===== Record extracts
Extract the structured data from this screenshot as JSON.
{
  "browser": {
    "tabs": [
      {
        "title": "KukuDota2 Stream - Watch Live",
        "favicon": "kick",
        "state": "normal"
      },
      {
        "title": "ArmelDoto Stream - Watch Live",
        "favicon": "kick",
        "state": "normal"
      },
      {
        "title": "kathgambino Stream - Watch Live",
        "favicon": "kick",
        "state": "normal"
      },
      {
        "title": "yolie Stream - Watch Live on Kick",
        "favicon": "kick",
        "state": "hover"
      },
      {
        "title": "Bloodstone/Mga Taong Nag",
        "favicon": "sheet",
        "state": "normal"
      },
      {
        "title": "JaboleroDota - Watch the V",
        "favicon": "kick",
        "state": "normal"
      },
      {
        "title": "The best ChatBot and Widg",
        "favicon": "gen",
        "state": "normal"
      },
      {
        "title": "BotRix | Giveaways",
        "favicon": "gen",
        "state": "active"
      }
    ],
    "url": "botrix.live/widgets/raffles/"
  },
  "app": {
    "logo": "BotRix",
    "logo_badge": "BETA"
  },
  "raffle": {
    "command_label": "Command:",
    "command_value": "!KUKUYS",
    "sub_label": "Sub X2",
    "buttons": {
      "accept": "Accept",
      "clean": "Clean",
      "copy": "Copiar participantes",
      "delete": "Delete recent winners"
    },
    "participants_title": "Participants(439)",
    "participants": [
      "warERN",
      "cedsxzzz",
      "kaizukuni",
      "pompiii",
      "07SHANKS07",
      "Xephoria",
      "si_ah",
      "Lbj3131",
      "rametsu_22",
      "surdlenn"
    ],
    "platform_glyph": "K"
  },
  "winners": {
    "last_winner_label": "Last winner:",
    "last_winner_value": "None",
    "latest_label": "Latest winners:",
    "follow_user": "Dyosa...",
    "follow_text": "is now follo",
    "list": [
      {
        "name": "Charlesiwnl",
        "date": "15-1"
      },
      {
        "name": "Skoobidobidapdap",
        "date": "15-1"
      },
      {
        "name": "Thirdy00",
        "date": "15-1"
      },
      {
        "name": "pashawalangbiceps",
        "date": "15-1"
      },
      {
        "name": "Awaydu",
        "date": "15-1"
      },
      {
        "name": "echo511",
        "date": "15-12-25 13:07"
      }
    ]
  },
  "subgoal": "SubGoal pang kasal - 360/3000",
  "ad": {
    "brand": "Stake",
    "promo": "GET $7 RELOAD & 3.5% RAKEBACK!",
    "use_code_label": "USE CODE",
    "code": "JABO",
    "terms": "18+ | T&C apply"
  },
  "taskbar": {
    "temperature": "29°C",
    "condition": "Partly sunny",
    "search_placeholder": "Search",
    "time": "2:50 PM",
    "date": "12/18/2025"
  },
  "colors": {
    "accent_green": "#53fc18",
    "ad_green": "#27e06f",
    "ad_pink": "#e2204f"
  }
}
==========
→ Work instructions: Your task is to pick out every line with the string "name" and copy it.

→ Expected answer:
        "name": "Charlesiwnl",
        "name": "Skoobidobidapdap",
        "name": "Thirdy00",
        "name": "pashawalangbiceps",
        "name": "Awaydu",
        "name": "echo511",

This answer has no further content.